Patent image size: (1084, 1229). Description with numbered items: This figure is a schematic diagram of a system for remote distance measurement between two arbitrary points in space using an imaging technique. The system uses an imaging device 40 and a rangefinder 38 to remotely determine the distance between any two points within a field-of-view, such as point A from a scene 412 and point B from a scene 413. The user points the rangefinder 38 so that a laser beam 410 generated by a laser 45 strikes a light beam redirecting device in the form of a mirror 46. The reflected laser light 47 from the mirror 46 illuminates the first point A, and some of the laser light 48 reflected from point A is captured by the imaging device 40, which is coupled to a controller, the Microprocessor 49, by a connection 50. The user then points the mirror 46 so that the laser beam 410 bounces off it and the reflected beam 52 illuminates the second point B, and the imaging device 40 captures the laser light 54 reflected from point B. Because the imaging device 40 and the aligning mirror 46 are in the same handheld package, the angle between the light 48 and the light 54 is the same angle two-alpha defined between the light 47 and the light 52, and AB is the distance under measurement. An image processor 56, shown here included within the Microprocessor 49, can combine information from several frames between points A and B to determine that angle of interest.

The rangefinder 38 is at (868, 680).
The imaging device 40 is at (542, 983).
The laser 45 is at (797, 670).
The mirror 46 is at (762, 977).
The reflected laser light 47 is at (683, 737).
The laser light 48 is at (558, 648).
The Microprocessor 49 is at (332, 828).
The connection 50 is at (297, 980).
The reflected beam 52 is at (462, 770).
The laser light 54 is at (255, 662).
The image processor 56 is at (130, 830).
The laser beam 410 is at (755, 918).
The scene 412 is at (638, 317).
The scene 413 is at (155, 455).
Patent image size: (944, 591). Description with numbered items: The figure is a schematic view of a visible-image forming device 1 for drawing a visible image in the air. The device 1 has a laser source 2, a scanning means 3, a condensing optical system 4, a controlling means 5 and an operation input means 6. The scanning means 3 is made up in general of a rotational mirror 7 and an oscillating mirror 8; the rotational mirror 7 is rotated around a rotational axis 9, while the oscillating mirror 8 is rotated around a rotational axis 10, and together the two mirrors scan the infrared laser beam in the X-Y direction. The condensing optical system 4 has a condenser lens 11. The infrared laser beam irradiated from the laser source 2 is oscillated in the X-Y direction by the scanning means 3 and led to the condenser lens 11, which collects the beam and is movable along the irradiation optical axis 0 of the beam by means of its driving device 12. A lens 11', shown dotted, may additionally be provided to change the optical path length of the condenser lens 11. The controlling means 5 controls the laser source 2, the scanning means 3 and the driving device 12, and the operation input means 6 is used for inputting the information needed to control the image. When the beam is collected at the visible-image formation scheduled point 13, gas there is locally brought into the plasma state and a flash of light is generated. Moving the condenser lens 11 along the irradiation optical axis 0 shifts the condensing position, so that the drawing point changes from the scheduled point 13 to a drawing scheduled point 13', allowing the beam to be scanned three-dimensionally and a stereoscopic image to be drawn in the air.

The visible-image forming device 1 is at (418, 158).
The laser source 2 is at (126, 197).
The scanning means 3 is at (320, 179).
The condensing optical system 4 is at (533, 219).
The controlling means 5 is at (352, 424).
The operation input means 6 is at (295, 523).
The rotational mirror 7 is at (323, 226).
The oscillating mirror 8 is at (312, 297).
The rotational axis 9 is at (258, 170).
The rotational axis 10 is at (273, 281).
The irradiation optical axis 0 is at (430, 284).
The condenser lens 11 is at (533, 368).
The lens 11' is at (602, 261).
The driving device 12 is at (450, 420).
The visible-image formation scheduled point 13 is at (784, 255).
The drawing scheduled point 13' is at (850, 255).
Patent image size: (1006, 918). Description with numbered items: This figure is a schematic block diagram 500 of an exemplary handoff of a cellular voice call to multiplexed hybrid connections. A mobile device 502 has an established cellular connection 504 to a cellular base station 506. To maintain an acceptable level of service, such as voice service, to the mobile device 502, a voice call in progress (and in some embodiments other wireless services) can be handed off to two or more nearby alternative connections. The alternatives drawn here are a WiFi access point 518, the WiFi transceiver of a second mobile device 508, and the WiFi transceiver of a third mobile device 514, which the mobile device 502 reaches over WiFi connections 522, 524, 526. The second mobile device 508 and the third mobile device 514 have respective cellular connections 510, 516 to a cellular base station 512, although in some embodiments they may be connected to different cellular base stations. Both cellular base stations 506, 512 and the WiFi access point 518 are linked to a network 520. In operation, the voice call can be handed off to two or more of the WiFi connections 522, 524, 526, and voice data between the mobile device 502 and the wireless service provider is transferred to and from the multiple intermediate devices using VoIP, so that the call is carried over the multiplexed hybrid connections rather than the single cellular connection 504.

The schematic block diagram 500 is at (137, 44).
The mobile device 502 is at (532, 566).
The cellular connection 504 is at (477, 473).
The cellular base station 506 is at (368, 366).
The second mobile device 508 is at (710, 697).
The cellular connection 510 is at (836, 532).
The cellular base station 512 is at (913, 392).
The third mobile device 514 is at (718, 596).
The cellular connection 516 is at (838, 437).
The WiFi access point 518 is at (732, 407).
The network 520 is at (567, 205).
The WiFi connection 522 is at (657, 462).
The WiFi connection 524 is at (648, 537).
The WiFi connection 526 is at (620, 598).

== == ==

## GIVEN PROBLEM:
Lay out every line of the data above as a Markdown table with two columns, Row and Line, numbering the rows in order and omitting blank lines.

## FULL SOLUTION:
| Row | Line |
|---|---|
| 1 | Patent image size: (1084, 1229). Description with numbered items: This figure is a schematic diagram of a system for remote distance measurement between two arbitrary points in space using an imaging technique. The system uses an imaging device 40 and a rangefinder 38 to remotely determine the distance between any two points within a field-of-view, such as point A from a scene 412 and point B from a scene 413. The user points the rangefinder 38 so that a laser beam 410 generated by a laser 45 strikes a light beam redirecting device in the form of a mirror 46. The reflected laser light 47 from the mirror 46 illuminates the first point A, and some of the laser light 48 reflected from point A is captured by the imaging device 40, which is coupled to a controller, the Microprocessor 49, by a connection 50. The user then points the mirror 46 so that the laser beam 410 bounces off it and the reflected beam 52 illuminates the second point B, and the imaging device 40 captures the laser light 54 reflected from point B. Because the imaging device 40 and the aligning mirror 46 are in the same handheld package, the angle between the light 48 and the light 54 is the same angle two-alpha defined between the light 47 and the light 52, and AB is the distance under measurement. An image processor 56, shown here included within the Microprocessor 49, can combine information from several frames between points A and B to determine that angle of interest. |
| 2 | The rangefinder 38 is at (868, 680). |
| 3 | The imaging device 40 is at (542, 983). |
| 4 | The laser 45 is at (797, 670). |
| 5 | The mirror 46 is at (762, 977). |
| 6 | The reflected laser light 47 is at (683, 737). |
| 7 | The laser light 48 is at (558, 648). |
| 8 | The Microprocessor 49 is at (332, 828). |
| 9 | The connection 50 is at (297, 980). |
| 10 | The reflected beam 52 is at (462, 770). |
| 11 | The laser light 54 is at (255, 662). |
| 12 | The image processor 56 is at (130, 830). |
| 13 | The laser beam 410 is at (755, 918). |
| 14 | The scene 412 is at (638, 317). |
| 15 | The scene 413 is at (155, 455). |
| 16 | Patent image size: (944, 591). Description with numbered items: The figure is a schematic view of a visible-image forming device 1 for drawing a visible image in the air. The device 1 has a laser source 2, a scanning means 3, a condensing optical system 4, a controlling means 5 and an operation input means 6. The scanning means 3 is made up in general of a rotational mirror 7 and an oscillating mirror 8; the rotational mirror 7 is rotated around a rotational axis 9, while the oscillating mirror 8 is rotated around a rotational axis 10, and together the two mirrors scan the infrared laser beam in the X-Y direction. The condensing optical system 4 has a condenser lens 11. The infrared laser beam irradiated from the laser source 2 is oscillated in the X-Y direction by the scanning means 3 and led to the condenser lens 11, which collects the beam and is movable along the irradiation optical axis 0 of the beam by means of its driving device 12. A lens 11', shown dotted, may additionally be provided to change the optical path length of the condenser lens 11. The controlling means 5 controls the laser source 2, the scanning means 3 and the driving device 12, and the operation input means 6 is used for inputting the information needed to control the image. When the beam is collected at the visible-image formation scheduled point 13, gas there is locally brought into the plasma state and a flash of light is generated. Moving the condenser lens 11 along the irradiation optical axis 0 shifts the condensing position, so that the drawing point changes from the scheduled point 13 to a drawing scheduled point 13', allowing the beam to be scanned three-dimensionally and a stereoscopic image to be drawn in the air. |
| 17 | The visible-image forming device 1 is at (418, 158). |
| 18 | The laser source 2 is at (126, 197). |
| 19 | The scanning means 3 is at (320, 179). |
| 20 | The condensing optical system 4 is at (533, 219). |
| 21 | The controlling means 5 is at (352, 424). |
| 22 | The operation input means 6 is at (295, 523). |
| 23 | The rotational mirror 7 is at (323, 226). |
| 24 | The oscillating mirror 8 is at (312, 297). |
| 25 | The rotational axis 9 is at (258, 170). |
| 26 | The rotational axis 10 is at (273, 281). |
| 27 | The irradiation optical axis 0 is at (430, 284). |
| 28 | The condenser lens 11 is at (533, 368). |
| 29 | The lens 11' is at (602, 261). |
| 30 | The driving device 12 is at (450, 420). |
| 31 | The visible-image formation scheduled point 13 is at (784, 255). |
| 32 | The drawing scheduled point 13' is at (850, 255). |
| 33 | Patent image size: (1006, 918). Description with numbered items: This figure is a schematic block diagram 500 of an exemplary handoff of a cellular voice call to multiplexed hybrid connections. A mobile device 502 has an established cellular connection 504 to a cellular base station 506. To maintain an acceptable level of service, such as voice service, to the mobile device 502, a voice call in progress (and in some embodiments other wireless services) can be handed off to two or more nearby alternative connections. The alternatives drawn here are a WiFi access point 518, the WiFi transceiver of a second mobile device 508, and the WiFi transceiver of a third mobile device 514, which the mobile device 502 reaches over WiFi connections 522, 524, 526. The second mobile device 508 and the third mobile device 514 have respective cellular connections 510, 516 to a cellular base station 512, although in some embodiments they may be connected to different cellular base stations. Both cellular base stations 506, 512 and the WiFi access point 518 are linked to a network 520. In operation, the voice call can be handed off to two or more of the WiFi connections 522, 524, 526, and voice data between the mobile device 502 and the wireless service provider is transferred to and from the multiple intermediate devices using VoIP, so that the call is carried over the multiplexed hybrid connections rather than the single cellular connection 504. |
| 34 | The schematic block diagram 500 is at (137, 44). |
| 35 | The mobile device 502 is at (532, 566). |
| 36 | The cellular connection 504 is at (477, 473). |
| 37 | The cellular base station 506 is at (368, 366). |
| 38 | The second mobile device 508 is at (710, 697). |
| 39 | The cellular connection 510 is at (836, 532). |
| 40 | The cellular base station 512 is at (913, 392). |
| 41 | The third mobile device 514 is at (718, 596). |
| 42 | The cellular connection 516 is at (838, 437). |
| 43 | The WiFi access point 518 is at (732, 407). |
| 44 | The network 520 is at (567, 205). |
| 45 | The WiFi connection 522 is at (657, 462). |
| 46 | The WiFi connection 524 is at (648, 537). |
| 47 | The WiFi connection 526 is at (620, 598). |